> DOCUMENT SECTION:
Arg. TCP slow start killing me.
garmitage at swin.edu.au
Sun Nov 13 22:45:03 UTC 2011
On 11/14/2011 08:16, Erich Weiler wrote:
> So, I have a FreeBSD 8.1 box that I'm using as a firewall (pfSense
> 2.0 really, which uses 8.1 as a base), and I'm filtering packets
> inbound and I'm seeing a typical sawtooth pattern where I get high
> bandwidth, then a packet drops somewhere, and the TCP connections
> back off a *lot*, then slowly get faster, then backoff, etc. These
> are all higher latency WAN connections.
> Any help much appreciated! I'm probably missing a key point, but
> that's why I'm posting to the list. ;)
Possibly not much you can do if you only have control of a firewall.
(And it sounds like your firewall is neither the TCP source or destination.)
A TCP sender pretty much dictates how it will react to packet loss (so the
senders are the ones who need to explore the use of e.g. cubic).

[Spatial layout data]
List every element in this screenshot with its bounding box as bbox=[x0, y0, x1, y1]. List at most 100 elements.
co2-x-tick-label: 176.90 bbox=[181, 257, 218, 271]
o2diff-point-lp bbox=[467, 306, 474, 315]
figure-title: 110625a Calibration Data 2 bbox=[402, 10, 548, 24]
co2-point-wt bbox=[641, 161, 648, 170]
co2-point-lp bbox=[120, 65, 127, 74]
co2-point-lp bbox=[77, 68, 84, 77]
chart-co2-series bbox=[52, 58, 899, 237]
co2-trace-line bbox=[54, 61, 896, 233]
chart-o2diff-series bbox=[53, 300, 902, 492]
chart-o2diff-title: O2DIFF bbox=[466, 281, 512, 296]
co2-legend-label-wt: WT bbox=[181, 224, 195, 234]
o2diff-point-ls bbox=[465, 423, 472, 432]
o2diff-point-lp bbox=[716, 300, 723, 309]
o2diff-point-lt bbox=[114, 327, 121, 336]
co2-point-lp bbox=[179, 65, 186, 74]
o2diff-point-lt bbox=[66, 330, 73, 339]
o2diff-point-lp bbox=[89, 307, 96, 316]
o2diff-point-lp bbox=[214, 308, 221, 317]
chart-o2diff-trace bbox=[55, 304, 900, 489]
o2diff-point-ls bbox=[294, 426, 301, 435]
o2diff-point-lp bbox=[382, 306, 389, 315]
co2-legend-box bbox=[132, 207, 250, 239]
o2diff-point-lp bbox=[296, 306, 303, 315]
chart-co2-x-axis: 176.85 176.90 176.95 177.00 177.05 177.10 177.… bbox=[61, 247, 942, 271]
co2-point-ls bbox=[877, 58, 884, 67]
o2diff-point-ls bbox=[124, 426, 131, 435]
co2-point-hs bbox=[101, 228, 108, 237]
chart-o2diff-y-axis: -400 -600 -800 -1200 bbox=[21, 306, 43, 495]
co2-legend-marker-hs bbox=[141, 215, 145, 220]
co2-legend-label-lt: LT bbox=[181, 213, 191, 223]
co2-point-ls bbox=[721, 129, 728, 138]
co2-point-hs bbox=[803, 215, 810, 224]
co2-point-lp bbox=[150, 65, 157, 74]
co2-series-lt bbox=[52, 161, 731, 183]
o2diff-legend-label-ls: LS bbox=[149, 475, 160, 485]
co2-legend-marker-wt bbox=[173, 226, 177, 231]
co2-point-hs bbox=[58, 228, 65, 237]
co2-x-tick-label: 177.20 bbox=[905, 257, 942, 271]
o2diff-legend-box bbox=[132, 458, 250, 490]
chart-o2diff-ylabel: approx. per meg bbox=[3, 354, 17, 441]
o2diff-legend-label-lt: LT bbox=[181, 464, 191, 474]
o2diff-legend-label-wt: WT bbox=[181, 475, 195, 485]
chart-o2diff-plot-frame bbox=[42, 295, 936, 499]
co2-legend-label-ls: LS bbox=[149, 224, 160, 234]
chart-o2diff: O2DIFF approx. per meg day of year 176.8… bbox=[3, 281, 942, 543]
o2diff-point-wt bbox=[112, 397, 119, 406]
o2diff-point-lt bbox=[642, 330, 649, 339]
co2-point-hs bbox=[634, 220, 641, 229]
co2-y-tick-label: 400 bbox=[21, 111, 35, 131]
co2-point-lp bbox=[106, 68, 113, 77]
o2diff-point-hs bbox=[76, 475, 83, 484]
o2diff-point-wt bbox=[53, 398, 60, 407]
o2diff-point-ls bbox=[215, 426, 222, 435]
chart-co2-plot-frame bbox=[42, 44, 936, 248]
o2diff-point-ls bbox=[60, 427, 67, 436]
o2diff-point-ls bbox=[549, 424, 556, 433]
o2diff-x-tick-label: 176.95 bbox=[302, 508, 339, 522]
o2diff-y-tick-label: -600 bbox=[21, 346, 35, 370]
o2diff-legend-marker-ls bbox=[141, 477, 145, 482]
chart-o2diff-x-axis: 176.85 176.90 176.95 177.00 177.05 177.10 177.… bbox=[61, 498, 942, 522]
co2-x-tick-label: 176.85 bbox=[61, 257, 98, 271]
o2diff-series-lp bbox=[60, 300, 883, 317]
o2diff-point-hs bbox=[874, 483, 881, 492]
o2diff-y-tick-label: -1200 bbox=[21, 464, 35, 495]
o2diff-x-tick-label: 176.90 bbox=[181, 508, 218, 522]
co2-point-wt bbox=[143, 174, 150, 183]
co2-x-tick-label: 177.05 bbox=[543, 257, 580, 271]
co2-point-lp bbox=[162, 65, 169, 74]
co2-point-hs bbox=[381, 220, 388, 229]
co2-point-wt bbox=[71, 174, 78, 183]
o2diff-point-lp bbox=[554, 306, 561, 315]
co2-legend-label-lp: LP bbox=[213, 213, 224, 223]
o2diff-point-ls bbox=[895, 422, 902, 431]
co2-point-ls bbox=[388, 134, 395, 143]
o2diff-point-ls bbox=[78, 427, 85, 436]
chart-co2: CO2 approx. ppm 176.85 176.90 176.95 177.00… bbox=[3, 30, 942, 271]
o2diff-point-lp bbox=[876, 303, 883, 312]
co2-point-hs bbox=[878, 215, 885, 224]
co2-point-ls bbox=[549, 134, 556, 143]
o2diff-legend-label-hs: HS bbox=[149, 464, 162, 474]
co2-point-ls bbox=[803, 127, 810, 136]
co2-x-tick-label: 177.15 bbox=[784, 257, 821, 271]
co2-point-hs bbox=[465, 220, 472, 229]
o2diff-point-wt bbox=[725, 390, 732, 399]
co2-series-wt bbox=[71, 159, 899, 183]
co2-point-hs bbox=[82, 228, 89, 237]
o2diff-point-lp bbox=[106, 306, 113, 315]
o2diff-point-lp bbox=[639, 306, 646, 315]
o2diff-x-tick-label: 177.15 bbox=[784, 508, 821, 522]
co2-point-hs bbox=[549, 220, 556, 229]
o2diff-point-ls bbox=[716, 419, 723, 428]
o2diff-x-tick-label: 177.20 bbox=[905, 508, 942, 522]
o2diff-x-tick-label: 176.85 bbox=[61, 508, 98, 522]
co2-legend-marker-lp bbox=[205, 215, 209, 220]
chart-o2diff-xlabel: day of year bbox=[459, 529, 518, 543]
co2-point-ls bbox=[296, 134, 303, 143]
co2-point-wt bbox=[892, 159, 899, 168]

> WHAT TO DO:
In the mailing list post about TCP slow start, copy word for word the stretch from "garmitage at swin.edu.au" through "of a firewall.".

> TASK RESULT:
garmitage at swin.edu.au
Sun Nov 13 22:45:03 UTC 2011
On 11/14/2011 08:16, Erich Weiler wrote:
> So, I have a FreeBSD 8.1 box that I'm using as a firewall (pfSense
> 2.0 really, which uses 8.1 as a base), and I'm filtering packets
> inbound and I'm seeing a typical sawtooth pattern where I get high
> bandwidth, then a packet drops somewhere, and the TCP connections
> back off a *lot*, then slowly get faster, then backoff, etc. These
> are all higher latency WAN connections.
> Any help much appreciated! I'm probably missing a key point, but
> that's why I'm posting to the list. ;)
Possibly not much you can do if you only have control of a firewall.